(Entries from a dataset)
━━━━━━━━
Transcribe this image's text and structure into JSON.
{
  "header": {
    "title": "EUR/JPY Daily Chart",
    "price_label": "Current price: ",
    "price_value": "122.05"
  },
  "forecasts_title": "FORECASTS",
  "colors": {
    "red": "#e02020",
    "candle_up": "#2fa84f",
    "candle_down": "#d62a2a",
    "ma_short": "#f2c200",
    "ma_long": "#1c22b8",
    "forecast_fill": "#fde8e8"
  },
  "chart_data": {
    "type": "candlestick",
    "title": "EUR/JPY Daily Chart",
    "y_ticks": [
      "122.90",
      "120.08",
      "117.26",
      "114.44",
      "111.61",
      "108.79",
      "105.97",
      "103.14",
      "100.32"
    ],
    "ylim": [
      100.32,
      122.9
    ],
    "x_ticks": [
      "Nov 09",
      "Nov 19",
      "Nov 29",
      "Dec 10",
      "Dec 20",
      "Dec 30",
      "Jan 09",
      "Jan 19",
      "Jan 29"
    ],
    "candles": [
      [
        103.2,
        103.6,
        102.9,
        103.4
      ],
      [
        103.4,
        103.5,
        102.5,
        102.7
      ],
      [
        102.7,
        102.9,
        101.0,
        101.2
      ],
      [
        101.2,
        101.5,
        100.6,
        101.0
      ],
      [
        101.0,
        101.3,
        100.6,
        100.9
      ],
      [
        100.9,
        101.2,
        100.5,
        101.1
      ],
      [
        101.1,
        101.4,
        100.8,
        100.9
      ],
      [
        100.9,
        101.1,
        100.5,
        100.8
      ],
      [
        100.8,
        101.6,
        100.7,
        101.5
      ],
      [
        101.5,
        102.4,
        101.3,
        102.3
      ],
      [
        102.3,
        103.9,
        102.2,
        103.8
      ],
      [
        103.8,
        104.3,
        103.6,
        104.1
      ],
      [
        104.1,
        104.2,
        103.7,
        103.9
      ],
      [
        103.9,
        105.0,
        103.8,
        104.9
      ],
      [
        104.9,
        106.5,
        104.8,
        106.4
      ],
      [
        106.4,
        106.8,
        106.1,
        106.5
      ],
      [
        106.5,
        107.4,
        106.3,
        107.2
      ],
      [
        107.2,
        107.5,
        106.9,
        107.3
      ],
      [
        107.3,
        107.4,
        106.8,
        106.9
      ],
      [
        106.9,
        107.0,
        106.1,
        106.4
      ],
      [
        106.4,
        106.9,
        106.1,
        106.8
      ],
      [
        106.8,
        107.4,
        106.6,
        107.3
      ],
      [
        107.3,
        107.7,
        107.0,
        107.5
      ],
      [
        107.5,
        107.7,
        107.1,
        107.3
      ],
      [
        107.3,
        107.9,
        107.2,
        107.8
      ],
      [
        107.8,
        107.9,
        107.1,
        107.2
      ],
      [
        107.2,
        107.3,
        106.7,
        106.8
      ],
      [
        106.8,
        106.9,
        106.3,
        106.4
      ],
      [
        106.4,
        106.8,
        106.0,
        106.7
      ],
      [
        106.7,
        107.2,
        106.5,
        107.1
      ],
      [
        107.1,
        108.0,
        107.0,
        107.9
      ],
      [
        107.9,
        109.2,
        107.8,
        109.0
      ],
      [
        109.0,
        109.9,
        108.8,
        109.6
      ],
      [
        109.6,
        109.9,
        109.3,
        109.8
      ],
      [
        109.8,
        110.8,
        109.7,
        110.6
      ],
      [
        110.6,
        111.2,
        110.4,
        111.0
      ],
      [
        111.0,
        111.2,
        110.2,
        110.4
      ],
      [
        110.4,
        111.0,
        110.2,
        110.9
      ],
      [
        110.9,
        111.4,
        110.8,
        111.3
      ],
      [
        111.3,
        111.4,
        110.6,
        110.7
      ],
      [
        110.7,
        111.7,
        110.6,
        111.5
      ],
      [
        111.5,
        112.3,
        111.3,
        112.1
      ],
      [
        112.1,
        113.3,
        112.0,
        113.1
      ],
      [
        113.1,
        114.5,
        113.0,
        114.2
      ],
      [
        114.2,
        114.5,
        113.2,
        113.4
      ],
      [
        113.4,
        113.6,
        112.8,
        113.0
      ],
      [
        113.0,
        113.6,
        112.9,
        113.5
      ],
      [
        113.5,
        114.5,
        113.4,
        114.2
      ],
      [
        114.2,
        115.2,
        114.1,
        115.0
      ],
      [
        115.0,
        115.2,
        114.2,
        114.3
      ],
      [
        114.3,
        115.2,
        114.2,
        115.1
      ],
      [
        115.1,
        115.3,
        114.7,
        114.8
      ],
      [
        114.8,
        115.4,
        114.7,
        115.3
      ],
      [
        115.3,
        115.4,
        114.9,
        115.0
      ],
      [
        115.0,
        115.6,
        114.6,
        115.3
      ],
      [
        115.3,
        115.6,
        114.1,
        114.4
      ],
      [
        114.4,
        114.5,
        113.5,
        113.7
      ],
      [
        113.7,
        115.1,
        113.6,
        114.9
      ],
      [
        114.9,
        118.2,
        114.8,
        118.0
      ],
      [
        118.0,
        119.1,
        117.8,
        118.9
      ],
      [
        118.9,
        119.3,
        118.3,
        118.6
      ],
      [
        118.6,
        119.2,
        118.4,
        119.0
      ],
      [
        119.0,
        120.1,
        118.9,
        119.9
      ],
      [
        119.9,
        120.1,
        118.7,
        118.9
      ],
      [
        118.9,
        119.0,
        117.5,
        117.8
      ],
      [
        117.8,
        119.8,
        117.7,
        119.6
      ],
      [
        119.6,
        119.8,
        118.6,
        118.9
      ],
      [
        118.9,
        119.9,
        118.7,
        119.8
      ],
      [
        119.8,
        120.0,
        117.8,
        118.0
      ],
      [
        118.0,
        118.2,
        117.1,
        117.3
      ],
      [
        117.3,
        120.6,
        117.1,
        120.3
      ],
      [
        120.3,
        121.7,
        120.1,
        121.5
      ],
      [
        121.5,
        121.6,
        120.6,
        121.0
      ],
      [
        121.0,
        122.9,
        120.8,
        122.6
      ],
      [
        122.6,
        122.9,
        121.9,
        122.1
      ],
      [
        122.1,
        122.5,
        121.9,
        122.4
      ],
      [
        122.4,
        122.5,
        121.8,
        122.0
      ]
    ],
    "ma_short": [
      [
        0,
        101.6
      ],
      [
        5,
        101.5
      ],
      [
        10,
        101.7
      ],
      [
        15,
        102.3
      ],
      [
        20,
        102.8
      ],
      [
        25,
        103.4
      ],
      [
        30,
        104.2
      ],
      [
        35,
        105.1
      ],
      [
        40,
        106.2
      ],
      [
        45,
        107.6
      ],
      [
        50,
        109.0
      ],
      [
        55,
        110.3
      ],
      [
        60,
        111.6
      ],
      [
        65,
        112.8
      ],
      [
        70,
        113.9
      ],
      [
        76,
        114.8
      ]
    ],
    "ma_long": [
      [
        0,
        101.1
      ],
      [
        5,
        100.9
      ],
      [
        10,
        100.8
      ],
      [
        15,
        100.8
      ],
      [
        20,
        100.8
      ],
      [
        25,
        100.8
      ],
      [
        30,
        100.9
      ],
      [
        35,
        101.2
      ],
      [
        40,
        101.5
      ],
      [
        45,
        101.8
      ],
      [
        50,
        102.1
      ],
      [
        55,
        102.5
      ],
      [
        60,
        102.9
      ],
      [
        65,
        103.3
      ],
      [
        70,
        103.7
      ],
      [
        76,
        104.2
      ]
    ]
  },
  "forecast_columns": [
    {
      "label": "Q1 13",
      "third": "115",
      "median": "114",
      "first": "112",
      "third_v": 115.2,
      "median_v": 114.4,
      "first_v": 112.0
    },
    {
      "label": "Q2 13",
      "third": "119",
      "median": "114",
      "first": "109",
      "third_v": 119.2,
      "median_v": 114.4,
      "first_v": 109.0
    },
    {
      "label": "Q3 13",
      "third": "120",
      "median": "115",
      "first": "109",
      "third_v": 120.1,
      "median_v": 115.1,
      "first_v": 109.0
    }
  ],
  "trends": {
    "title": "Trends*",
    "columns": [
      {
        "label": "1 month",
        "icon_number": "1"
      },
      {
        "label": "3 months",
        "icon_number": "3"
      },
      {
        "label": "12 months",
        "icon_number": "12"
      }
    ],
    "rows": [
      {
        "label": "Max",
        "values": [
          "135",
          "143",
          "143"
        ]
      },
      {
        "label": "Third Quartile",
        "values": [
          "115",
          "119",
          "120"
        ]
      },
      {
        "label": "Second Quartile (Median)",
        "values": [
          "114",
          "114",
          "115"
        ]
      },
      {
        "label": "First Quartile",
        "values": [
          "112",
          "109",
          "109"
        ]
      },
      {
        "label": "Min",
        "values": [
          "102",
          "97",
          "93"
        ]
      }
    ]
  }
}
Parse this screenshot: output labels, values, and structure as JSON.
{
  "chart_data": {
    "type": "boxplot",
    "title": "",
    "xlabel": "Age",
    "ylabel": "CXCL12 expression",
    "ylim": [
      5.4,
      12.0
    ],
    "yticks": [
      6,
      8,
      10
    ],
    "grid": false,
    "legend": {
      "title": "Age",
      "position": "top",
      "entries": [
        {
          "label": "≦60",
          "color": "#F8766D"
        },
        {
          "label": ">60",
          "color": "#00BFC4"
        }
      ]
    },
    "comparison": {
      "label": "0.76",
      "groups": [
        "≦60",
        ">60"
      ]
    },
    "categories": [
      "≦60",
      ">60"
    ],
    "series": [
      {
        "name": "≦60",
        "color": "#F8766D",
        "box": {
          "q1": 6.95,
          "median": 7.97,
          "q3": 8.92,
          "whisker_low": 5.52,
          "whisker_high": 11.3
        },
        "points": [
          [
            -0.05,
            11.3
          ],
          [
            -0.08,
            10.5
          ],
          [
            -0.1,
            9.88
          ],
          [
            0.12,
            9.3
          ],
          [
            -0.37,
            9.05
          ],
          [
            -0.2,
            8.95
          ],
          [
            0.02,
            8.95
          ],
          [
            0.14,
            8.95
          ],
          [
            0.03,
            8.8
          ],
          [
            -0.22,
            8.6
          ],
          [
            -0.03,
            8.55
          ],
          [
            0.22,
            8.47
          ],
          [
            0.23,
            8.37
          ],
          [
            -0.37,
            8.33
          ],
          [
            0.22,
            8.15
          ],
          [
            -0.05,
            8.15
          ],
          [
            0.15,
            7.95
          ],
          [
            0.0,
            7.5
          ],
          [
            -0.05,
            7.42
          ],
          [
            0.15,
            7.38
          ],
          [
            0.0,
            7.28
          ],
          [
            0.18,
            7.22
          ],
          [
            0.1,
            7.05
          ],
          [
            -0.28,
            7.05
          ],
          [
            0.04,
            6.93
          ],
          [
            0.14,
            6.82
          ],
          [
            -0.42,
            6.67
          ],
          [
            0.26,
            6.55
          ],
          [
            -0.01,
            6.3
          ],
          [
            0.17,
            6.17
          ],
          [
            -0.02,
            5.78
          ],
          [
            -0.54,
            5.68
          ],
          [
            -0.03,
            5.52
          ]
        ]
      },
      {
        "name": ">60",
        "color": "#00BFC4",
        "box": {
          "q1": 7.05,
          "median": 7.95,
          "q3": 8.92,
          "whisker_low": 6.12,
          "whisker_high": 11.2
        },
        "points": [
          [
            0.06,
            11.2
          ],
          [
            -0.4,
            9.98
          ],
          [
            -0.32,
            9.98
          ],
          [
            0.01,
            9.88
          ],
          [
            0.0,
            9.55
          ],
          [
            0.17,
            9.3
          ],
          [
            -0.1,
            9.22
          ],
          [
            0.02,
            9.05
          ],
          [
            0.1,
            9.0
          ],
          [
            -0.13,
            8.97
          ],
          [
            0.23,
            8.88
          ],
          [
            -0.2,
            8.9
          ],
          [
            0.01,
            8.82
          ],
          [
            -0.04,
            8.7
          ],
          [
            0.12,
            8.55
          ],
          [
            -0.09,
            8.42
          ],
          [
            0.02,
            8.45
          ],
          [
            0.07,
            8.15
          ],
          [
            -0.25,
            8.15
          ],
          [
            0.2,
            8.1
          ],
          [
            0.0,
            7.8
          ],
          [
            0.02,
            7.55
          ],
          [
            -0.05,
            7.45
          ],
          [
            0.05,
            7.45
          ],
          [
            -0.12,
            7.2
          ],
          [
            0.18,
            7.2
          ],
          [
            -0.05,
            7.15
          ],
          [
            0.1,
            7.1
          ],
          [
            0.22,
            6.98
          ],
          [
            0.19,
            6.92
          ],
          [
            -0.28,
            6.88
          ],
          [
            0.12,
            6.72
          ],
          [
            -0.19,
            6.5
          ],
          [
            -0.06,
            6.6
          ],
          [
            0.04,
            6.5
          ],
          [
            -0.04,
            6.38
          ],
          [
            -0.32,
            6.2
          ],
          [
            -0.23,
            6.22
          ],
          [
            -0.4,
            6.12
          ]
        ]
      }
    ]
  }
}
━━━━━━━━
Show all lines from the listing above in which "this" appears.

## PROBLEM SOLUTION
Transcribe this image's text and structure into JSON.
Parse this screenshot: output labels, values, and structure as JSON.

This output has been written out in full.